__Exercise objective__
Report the count of lines containing the word "لوبکات" in the entries below, and nothing more.

++++ Records supplied

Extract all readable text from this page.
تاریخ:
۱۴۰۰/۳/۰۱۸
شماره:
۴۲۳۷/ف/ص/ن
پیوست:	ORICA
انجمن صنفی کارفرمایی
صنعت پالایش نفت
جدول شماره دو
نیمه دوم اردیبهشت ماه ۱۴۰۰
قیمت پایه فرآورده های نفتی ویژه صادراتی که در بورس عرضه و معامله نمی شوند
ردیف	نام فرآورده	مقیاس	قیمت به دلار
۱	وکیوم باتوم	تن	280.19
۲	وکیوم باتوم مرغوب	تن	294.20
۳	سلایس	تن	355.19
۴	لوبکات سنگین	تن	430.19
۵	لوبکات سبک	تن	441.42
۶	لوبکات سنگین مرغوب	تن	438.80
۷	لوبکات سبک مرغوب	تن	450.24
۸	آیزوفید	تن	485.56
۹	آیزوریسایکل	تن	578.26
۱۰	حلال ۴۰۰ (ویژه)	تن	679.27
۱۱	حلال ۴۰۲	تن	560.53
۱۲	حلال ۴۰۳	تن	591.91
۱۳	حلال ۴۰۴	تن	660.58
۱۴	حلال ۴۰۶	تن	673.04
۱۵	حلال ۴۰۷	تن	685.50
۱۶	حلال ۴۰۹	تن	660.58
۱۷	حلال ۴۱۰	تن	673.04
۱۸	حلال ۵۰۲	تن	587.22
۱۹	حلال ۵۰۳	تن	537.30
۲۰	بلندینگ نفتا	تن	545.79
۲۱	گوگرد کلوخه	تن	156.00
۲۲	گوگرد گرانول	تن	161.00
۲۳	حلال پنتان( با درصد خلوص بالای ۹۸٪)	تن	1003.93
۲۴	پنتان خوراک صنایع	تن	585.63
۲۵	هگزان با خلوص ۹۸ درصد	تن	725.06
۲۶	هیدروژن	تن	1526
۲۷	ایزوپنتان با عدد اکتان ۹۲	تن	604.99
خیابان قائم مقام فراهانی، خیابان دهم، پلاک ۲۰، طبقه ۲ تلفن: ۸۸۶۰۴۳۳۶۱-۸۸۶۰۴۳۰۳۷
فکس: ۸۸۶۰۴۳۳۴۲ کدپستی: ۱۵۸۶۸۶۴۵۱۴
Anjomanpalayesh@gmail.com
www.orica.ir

++++++++

__Answer to this task__
4